— Start RECORDS SHOWN —
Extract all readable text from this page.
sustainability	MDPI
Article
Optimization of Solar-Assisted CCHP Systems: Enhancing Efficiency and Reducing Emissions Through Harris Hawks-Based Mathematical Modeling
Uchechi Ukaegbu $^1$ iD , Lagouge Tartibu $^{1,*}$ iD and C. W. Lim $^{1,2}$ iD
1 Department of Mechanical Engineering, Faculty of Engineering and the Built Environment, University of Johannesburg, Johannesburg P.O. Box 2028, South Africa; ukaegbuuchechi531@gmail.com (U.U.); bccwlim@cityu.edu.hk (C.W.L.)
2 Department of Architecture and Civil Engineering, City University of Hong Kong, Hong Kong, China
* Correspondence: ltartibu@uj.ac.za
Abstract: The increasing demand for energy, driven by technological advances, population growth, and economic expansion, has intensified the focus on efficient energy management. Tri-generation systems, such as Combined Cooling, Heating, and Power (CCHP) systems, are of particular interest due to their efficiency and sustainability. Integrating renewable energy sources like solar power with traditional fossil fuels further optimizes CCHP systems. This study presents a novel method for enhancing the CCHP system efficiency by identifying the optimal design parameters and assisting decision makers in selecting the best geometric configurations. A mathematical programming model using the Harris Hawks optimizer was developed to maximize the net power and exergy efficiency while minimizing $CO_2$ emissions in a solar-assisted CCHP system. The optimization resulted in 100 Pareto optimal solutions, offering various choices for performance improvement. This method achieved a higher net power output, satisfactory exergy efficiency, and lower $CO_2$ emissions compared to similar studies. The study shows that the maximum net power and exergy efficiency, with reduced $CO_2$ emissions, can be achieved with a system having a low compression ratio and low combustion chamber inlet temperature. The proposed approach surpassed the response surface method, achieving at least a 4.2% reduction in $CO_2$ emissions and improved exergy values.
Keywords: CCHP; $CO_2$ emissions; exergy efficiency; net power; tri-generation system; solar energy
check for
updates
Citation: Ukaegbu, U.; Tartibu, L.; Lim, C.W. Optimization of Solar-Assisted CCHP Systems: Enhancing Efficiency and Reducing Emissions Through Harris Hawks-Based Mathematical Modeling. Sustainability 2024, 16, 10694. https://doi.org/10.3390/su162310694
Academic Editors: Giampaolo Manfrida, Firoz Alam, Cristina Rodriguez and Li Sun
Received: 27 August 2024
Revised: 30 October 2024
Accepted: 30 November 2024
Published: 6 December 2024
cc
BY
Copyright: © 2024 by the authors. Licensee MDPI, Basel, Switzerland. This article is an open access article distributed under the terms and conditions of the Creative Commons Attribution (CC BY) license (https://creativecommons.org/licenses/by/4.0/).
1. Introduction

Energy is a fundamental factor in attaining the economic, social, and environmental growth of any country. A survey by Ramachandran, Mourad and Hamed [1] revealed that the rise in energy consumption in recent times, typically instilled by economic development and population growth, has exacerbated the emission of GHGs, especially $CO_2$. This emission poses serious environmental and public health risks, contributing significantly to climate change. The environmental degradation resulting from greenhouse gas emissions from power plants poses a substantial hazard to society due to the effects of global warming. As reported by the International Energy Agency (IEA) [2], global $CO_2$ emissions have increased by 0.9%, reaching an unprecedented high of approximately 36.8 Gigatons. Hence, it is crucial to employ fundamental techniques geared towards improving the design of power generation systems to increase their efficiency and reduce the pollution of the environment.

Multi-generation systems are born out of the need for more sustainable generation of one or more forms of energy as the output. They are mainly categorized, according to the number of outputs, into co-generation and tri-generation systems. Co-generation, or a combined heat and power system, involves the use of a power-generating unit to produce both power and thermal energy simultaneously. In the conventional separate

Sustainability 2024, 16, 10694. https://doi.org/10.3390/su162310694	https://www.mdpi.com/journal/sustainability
— End RECORDS SHOWN —
• STATED TASK
Repeat the data in its entirety, character for character.

• ANSWER BELOW
Extract all readable text from this page.
sustainability	MDPI
Article
Optimization of Solar-Assisted CCHP Systems: Enhancing Efficiency and Reducing Emissions Through Harris Hawks-Based Mathematical Modeling
Uchechi Ukaegbu $^1$ iD , Lagouge Tartibu $^{1,*}$ iD and C. W. Lim $^{1,2}$ iD
1 Department of Mechanical Engineering, Faculty of Engineering and the Built Environment, University of Johannesburg, Johannesburg P.O. Box 2028, South Africa; ukaegbuuchechi531@gmail.com (U.U.); bccwlim@cityu.edu.hk (C.W.L.)
2 Department of Architecture and Civil Engineering, City University of Hong Kong, Hong Kong, China
* Correspondence: ltartibu@uj.ac.za
Abstract: The increasing demand for energy, driven by technological advances, population growth, and economic expansion, has intensified the focus on efficient energy management. Tri-generation systems, such as Combined Cooling, Heating, and Power (CCHP) systems, are of particular interest due to their efficiency and sustainability. Integrating renewable energy sources like solar power with traditional fossil fuels further optimizes CCHP systems. This study presents a novel method for enhancing the CCHP system efficiency by identifying the optimal design parameters and assisting decision makers in selecting the best geometric configurations. A mathematical programming model using the Harris Hawks optimizer was developed to maximize the net power and exergy efficiency while minimizing $CO_2$ emissions in a solar-assisted CCHP system. The optimization resulted in 100 Pareto optimal solutions, offering various choices for performance improvement. This method achieved a higher net power output, satisfactory exergy efficiency, and lower $CO_2$ emissions compared to similar studies. The study shows that the maximum net power and exergy efficiency, with reduced $CO_2$ emissions, can be achieved with a system having a low compression ratio and low combustion chamber inlet temperature. The proposed approach surpassed the response surface method, achieving at least a 4.2% reduction in $CO_2$ emissions and improved exergy values.
Keywords: CCHP; $CO_2$ emissions; exergy efficiency; net power; tri-generation system; solar energy
check for
updates
Citation: Ukaegbu, U.; Tartibu, L.; Lim, C.W. Optimization of Solar-Assisted CCHP Systems: Enhancing Efficiency and Reducing Emissions Through Harris Hawks-Based Mathematical Modeling. Sustainability 2024, 16, 10694. https://doi.org/10.3390/su162310694
Academic Editors: Giampaolo Manfrida, Firoz Alam, Cristina Rodriguez and Li Sun
Received: 27 August 2024
Revised: 30 October 2024
Accepted: 30 November 2024
Published: 6 December 2024
cc
BY
Copyright: © 2024 by the authors. Licensee MDPI, Basel, Switzerland. This article is an open access article distributed under the terms and conditions of the Creative Commons Attribution (CC BY) license (https://creativecommons.org/licenses/by/4.0/).
1. Introduction

Energy is a fundamental factor in attaining the economic, social, and environmental growth of any country. A survey by Ramachandran, Mourad and Hamed [1] revealed that the rise in energy consumption in recent times, typically instilled by economic development and population growth, has exacerbated the emission of GHGs, especially $CO_2$. This emission poses serious environmental and public health risks, contributing significantly to climate change. The environmental degradation resulting from greenhouse gas emissions from power plants poses a substantial hazard to society due to the effects of global warming. As reported by the International Energy Agency (IEA) [2], global $CO_2$ emissions have increased by 0.9%, reaching an unprecedented high of approximately 36.8 Gigatons. Hence, it is crucial to employ fundamental techniques geared towards improving the design of power generation systems to increase their efficiency and reduce the pollution of the environment.

Multi-generation systems are born out of the need for more sustainable generation of one or more forms of energy as the output. They are mainly categorized, according to the number of outputs, into co-generation and tri-generation systems. Co-generation, or a combined heat and power system, involves the use of a power-generating unit to produce both power and thermal energy simultaneously. In the conventional separate

Sustainability 2024, 16, 10694. https://doi.org/10.3390/su162310694	https://www.mdpi.com/journal/sustainability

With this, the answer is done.